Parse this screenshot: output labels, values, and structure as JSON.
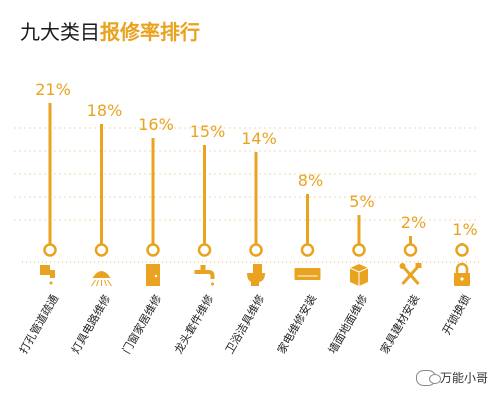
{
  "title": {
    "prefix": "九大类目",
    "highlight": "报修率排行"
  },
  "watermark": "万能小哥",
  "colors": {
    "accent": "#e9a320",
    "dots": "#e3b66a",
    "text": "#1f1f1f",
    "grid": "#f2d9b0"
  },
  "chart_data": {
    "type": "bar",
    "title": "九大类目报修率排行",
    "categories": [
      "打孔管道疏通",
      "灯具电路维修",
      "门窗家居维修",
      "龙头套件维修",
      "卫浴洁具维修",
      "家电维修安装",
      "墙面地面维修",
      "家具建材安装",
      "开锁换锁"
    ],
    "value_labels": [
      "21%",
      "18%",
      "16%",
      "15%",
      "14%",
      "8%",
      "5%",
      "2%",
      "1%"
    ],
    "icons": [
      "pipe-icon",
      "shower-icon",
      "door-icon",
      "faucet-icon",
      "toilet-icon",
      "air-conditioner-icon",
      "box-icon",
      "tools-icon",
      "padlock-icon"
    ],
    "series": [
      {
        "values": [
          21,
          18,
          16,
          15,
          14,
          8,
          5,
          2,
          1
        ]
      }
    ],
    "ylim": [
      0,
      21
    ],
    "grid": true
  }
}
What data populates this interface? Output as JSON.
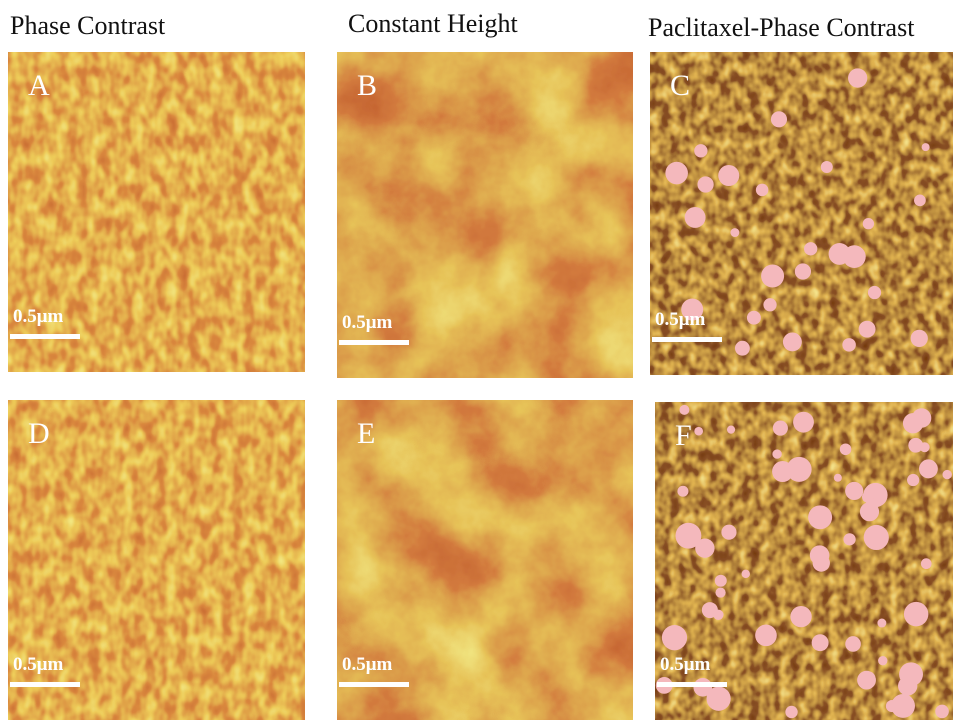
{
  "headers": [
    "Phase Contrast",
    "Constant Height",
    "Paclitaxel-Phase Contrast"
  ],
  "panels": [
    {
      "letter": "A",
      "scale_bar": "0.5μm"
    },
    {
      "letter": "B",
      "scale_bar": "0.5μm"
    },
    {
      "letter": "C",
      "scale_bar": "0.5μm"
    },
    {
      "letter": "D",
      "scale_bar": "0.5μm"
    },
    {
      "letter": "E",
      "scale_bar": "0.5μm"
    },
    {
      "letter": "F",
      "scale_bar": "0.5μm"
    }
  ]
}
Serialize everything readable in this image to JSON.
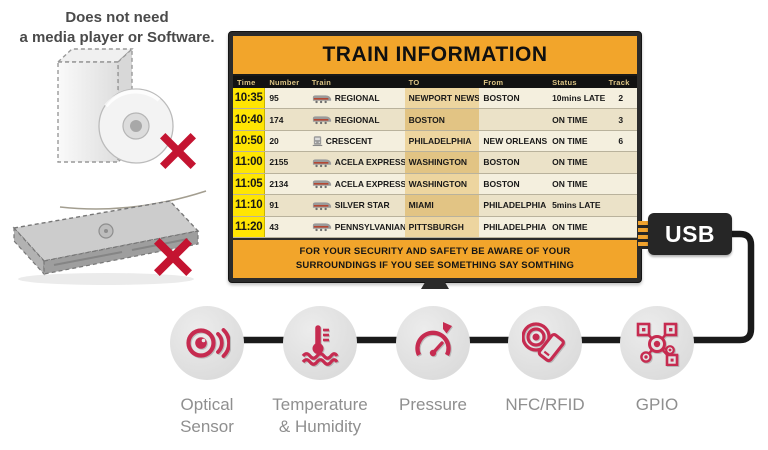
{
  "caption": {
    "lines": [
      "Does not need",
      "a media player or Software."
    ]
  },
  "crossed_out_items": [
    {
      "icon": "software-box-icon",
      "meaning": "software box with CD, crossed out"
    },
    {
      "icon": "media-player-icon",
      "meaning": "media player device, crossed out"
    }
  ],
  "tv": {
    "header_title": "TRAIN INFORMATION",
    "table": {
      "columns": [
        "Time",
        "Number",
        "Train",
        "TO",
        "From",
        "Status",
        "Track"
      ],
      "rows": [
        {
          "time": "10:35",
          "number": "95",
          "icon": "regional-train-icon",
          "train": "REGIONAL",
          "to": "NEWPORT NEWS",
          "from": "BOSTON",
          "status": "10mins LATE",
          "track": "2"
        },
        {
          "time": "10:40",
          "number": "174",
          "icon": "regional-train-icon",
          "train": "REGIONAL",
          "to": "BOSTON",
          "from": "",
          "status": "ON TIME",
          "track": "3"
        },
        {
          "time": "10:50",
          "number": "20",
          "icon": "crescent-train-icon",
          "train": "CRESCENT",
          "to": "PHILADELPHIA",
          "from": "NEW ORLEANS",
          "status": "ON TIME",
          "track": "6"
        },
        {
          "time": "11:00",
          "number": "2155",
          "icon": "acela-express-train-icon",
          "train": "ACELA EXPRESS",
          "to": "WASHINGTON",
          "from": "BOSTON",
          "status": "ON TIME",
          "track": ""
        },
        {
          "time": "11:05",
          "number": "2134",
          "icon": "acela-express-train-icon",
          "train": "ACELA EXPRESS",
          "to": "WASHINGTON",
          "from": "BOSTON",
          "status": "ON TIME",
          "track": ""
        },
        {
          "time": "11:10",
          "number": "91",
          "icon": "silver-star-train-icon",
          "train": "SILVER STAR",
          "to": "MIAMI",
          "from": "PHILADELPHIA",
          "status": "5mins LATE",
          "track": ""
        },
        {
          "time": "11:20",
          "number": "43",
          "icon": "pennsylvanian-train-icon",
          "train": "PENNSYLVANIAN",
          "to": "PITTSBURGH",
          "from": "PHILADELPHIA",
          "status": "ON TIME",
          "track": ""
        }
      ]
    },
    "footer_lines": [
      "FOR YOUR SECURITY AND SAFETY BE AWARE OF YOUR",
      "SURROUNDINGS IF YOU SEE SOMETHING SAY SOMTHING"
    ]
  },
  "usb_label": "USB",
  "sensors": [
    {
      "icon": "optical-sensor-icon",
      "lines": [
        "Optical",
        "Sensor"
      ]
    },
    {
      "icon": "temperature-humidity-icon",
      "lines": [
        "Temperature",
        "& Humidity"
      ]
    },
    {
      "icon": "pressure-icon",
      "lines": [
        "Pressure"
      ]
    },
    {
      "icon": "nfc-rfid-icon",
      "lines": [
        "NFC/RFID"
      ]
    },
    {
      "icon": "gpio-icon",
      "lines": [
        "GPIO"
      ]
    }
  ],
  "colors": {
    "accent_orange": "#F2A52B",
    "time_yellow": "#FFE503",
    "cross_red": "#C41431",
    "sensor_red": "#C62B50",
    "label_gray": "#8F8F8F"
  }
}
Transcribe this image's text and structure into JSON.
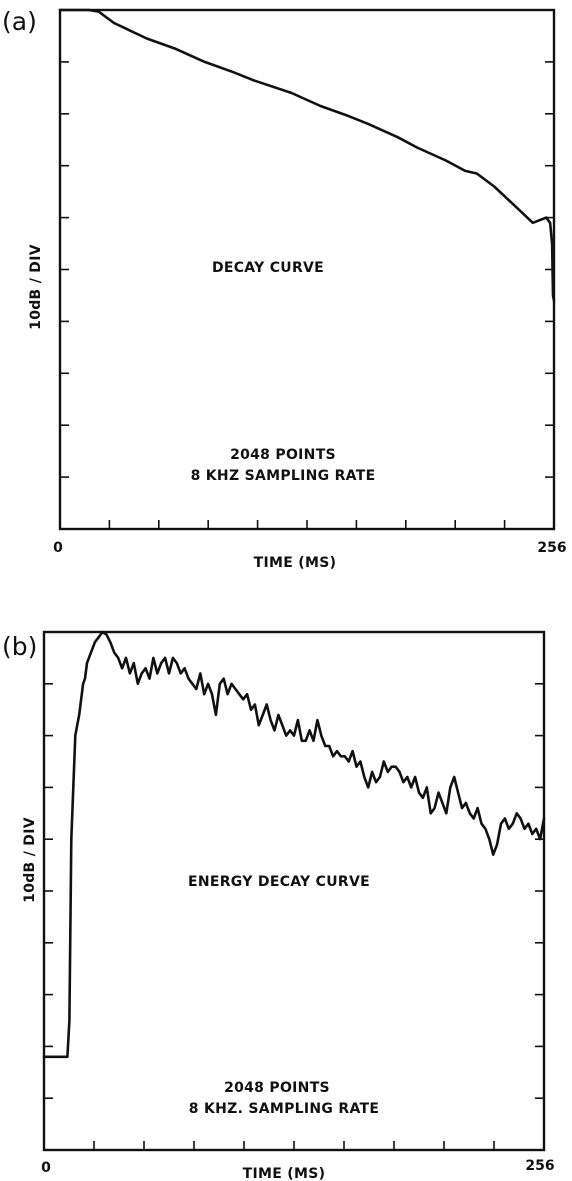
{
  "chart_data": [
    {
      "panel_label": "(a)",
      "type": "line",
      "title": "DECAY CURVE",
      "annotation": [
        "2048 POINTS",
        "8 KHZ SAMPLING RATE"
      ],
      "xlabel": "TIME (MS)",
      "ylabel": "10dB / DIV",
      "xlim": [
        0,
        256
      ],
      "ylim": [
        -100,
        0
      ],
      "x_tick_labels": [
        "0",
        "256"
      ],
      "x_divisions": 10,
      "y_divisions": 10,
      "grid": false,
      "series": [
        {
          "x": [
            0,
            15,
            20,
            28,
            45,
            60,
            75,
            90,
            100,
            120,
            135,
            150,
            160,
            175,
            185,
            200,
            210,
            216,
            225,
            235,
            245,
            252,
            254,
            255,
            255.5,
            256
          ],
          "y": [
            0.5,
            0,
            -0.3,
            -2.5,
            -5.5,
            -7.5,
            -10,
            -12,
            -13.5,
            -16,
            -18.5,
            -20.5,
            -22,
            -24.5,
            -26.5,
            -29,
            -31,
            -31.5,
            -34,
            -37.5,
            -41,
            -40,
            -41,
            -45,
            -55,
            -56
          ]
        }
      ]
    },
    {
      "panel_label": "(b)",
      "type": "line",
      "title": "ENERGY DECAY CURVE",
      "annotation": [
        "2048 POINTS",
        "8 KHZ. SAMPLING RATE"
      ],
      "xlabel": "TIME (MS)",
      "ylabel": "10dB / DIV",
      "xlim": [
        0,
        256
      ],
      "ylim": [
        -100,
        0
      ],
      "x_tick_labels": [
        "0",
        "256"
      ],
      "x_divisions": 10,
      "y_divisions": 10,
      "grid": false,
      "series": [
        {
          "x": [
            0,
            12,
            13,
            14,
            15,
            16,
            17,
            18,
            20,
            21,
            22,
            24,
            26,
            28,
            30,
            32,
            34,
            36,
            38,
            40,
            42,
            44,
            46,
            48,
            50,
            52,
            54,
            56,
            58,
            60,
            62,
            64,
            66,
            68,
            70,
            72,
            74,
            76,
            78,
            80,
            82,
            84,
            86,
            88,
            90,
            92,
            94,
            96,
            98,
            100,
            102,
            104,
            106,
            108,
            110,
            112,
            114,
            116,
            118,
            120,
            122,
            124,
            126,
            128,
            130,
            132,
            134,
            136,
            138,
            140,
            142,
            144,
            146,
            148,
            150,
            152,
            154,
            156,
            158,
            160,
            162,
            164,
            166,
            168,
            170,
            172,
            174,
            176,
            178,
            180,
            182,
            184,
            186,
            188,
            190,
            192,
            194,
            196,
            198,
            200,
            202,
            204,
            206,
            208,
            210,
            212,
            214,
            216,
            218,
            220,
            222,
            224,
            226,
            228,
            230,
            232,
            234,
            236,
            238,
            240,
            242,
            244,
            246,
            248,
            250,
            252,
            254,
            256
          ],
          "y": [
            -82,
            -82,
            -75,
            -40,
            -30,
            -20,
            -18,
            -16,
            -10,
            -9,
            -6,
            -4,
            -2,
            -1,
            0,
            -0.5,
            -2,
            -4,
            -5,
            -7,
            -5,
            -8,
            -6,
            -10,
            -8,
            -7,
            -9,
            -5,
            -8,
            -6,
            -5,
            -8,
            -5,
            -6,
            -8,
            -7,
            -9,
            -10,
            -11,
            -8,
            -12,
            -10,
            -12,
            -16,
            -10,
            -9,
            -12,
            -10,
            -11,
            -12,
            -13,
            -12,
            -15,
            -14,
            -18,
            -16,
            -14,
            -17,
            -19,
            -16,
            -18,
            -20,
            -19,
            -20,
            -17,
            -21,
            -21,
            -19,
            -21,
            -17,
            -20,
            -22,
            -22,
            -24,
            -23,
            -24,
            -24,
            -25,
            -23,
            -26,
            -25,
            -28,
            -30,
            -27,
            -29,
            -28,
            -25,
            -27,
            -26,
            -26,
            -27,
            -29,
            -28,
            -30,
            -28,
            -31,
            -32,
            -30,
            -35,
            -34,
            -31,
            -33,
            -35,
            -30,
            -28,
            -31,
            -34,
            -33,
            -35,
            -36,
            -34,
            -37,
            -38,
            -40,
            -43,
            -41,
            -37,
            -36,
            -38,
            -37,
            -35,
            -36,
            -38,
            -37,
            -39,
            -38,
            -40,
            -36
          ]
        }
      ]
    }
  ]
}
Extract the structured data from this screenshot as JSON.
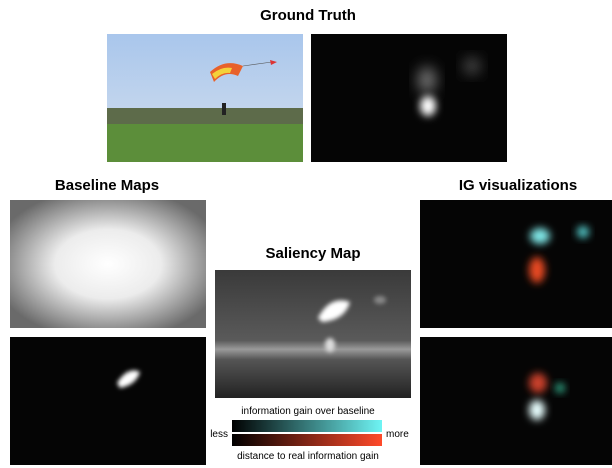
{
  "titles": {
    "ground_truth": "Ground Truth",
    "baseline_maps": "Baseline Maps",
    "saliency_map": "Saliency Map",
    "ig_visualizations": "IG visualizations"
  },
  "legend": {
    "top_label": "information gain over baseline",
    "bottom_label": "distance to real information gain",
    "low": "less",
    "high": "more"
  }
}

========================

Looking at the listing above, count the lines that contain "CURVE" and give nothing but the number.

RESPONSE TO THE TASK: 2